= Prompt =
Swap "bullet-icon" for "bullet-marker" in the listing from the line with "267, 195, 279]" up to and including the line with "- sidebar-item-label: Managed". Return only those lines, with everything else left unchanged.

= Material provided =

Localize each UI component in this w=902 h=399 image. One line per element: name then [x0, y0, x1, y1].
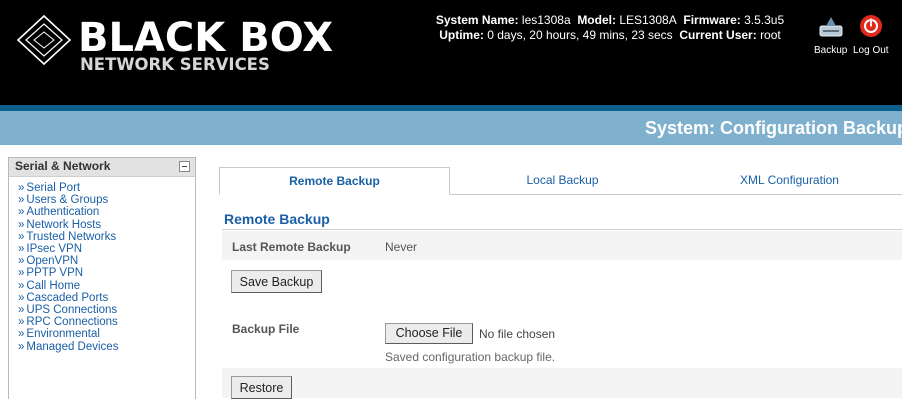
- sidebar-item-pptp-vpn[interactable]: » PPTP VPN: [18, 267, 195, 279]
- system-info-line-1: System Name: les1308a Model: LES1308A Fi…: [435, 13, 785, 27]
- sidebar-section-title: Serial & Network: [15, 159, 111, 173]
- bullet-icon: »: [18, 230, 25, 243]
- backup-file-hint: Saved configuration backup file.: [385, 350, 556, 364]
- brand-logo: BLACK BOX NETWORK SERVICES: [16, 14, 333, 84]
- sidebar-item-environmental[interactable]: » Environmental: [18, 328, 195, 340]
- sidebar-item-label: Network Hosts: [26, 218, 102, 231]
- sidebar-item-label: IPsec VPN: [26, 243, 83, 256]
- tab-remote-backup[interactable]: Remote Backup: [219, 167, 450, 195]
- system-name: les1308a: [521, 13, 571, 27]
- sidebar-item-label: UPS Connections: [26, 304, 118, 317]
- sidebar-item-cascaded-ports[interactable]: » Cascaded Ports: [18, 292, 195, 304]
- sidebar-item-label: Call Home: [26, 279, 81, 292]
- bullet-icon: »: [18, 328, 25, 341]
- system-info: System Name: les1308a Model: LES1308A Fi…: [420, 13, 800, 43]
- sidebar-item-label: OpenVPN: [26, 255, 79, 268]
- bullet-icon: »: [18, 206, 25, 219]
- sidebar-item-openvpn[interactable]: » OpenVPN: [18, 255, 195, 267]
- sidebar-item-label: PPTP VPN: [26, 267, 84, 280]
- collapse-icon[interactable]: [179, 161, 190, 172]
- sidebar-item-label: Managed Devices: [26, 340, 119, 353]
- system-info-line-2: Uptime: 0 days, 20 hours, 49 mins, 23 se…: [439, 28, 781, 42]
- backup-file-label: Backup File: [232, 322, 300, 336]
- no-file-chosen-text: No file chosen: [479, 327, 556, 341]
- bullet-icon: »: [18, 267, 25, 280]
- current-user: root: [760, 28, 781, 42]
- sidebar-item-label: Trusted Networks: [26, 230, 117, 243]
- sidebar-menu: » Serial Port» Users & Groups» Authenticati…: [9, 177, 195, 353]
- model: LES1308A: [619, 13, 677, 27]
- sidebar-item-call-home[interactable]: » Call Home: [18, 280, 195, 292]
- sidebar-item-label: Serial Port: [26, 182, 81, 194]
- sidebar: Serial & Network » Serial Port» Users & Gr…: [8, 157, 196, 399]
- sidebar-item-managed-devices[interactable]: » Managed Devices: [18, 341, 195, 353]
- bullet-icon: »: [18, 218, 25, 231]
- page-title: System: Configuration Backup: [644, 118, 902, 138]
- bullet-icon: »: [18, 255, 25, 268]
- bullet-icon: »: [18, 340, 25, 353]
- sidebar-item-rpc-connections[interactable]: » RPC Connections: [18, 316, 195, 328]
- bullet-icon: »: [18, 194, 25, 207]
- sidebar-item-users-groups[interactable]: » Users & Groups: [18, 194, 195, 206]
- bullet-icon: »: [18, 291, 25, 304]
- section-divider: [222, 229, 902, 230]
- sidebar-item-label: RPC Connections: [26, 316, 118, 329]
- bullet-icon: »: [18, 243, 25, 256]
- save-backup-button[interactable]: Save Backup: [231, 270, 322, 293]
- bullet-icon: »: [18, 304, 25, 317]
- choose-file-button[interactable]: Choose File: [385, 323, 473, 344]
- sidebar-item-ipsec-vpn[interactable]: » IPsec VPN: [18, 243, 195, 255]
- restore-row: [222, 368, 902, 398]
- sidebar-item-authentication[interactable]: » Authentication: [18, 206, 195, 218]
- bullet-icon: »: [18, 316, 25, 329]
- page-title-bar: System: Configuration Backup: [0, 111, 902, 145]
- section-title: Remote Backup: [224, 211, 330, 227]
- sidebar-item-network-hosts[interactable]: » Network Hosts: [18, 219, 195, 231]
- sidebar-item-ups-connections[interactable]: » UPS Connections: [18, 304, 195, 316]
- backup-icon: [819, 17, 843, 37]
- sidebar-item-label: Authentication: [26, 206, 100, 219]
- logo-diamond-icon: [16, 14, 72, 66]
- tab-local-backup[interactable]: Local Backup: [450, 167, 675, 193]
- uptime: 0 days, 20 hours, 49 mins, 23 secs: [487, 28, 673, 42]
- sidebar-item-serial-port[interactable]: » Serial Port: [18, 182, 195, 194]
- sidebar-item-label: Environmental: [26, 328, 100, 341]
- last-backup-label: Last Remote Backup: [232, 240, 351, 254]
- last-backup-value: Never: [385, 240, 418, 254]
- backup-button[interactable]: Backup: [814, 14, 847, 56]
- sidebar-item-label: Users & Groups: [26, 194, 109, 207]
- sidebar-section-header[interactable]: Serial & Network: [9, 158, 195, 177]
- brand-name: BLACK BOX: [78, 15, 334, 61]
- sidebar-item-label: Cascaded Ports: [26, 291, 109, 304]
- sidebar-item-trusted-networks[interactable]: » Trusted Networks: [18, 231, 195, 243]
- firmware: 3.5.3u5: [744, 13, 785, 27]
- bullet-icon: »: [18, 279, 25, 292]
- tab-bar: Remote Backup Local Backup XML Configura…: [219, 167, 902, 195]
- logout-button[interactable]: Log Out: [853, 14, 889, 56]
- tab-xml-configuration[interactable]: XML Configuration: [677, 167, 902, 193]
- power-icon: [859, 15, 882, 37]
- brand-tagline: NETWORK SERVICES: [80, 55, 270, 74]
- restore-button[interactable]: Restore: [231, 376, 292, 399]
- top-header: BLACK BOX NETWORK SERVICES System Name: …: [0, 0, 902, 105]
- bullet-icon: »: [18, 182, 25, 194]
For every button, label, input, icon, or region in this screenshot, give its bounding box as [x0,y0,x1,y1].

= Problem solution =
- sidebar-item-pptp-vpn[interactable]: » PPTP VPN: [18, 267, 195, 279]
- system-info-line-1: System Name: les1308a Model: LES1308A Fi…: [435, 13, 785, 27]
- sidebar-section-title: Serial & Network: [15, 159, 111, 173]
- bullet-marker: »: [18, 230, 25, 243]
- backup-file-hint: Saved configuration backup file.: [385, 350, 556, 364]
- brand-logo: BLACK BOX NETWORK SERVICES: [16, 14, 333, 84]
- sidebar-item-environmental[interactable]: » Environmental: [18, 328, 195, 340]
- sidebar-item-label: Network Hosts: [26, 218, 102, 231]
- sidebar-item-label: IPsec VPN: [26, 243, 83, 256]
- tab-remote-backup[interactable]: Remote Backup: [219, 167, 450, 195]
- system-name: les1308a: [521, 13, 571, 27]
- sidebar-item-label: UPS Connections: [26, 304, 118, 317]
- sidebar-item-cascaded-ports[interactable]: » Cascaded Ports: [18, 292, 195, 304]
- sidebar-item-label: Call Home: [26, 279, 81, 292]
- bullet-marker: »: [18, 328, 25, 341]
- system-info: System Name: les1308a Model: LES1308A Fi…: [420, 13, 800, 43]
- sidebar-item-label: OpenVPN: [26, 255, 79, 268]
- bullet-marker: »: [18, 206, 25, 219]
- sidebar-item-openvpn[interactable]: » OpenVPN: [18, 255, 195, 267]
- sidebar-item-label: PPTP VPN: [26, 267, 84, 280]
- collapse-icon[interactable]: [179, 161, 190, 172]
- sidebar-item-label: Managed Devices: [26, 340, 119, 353]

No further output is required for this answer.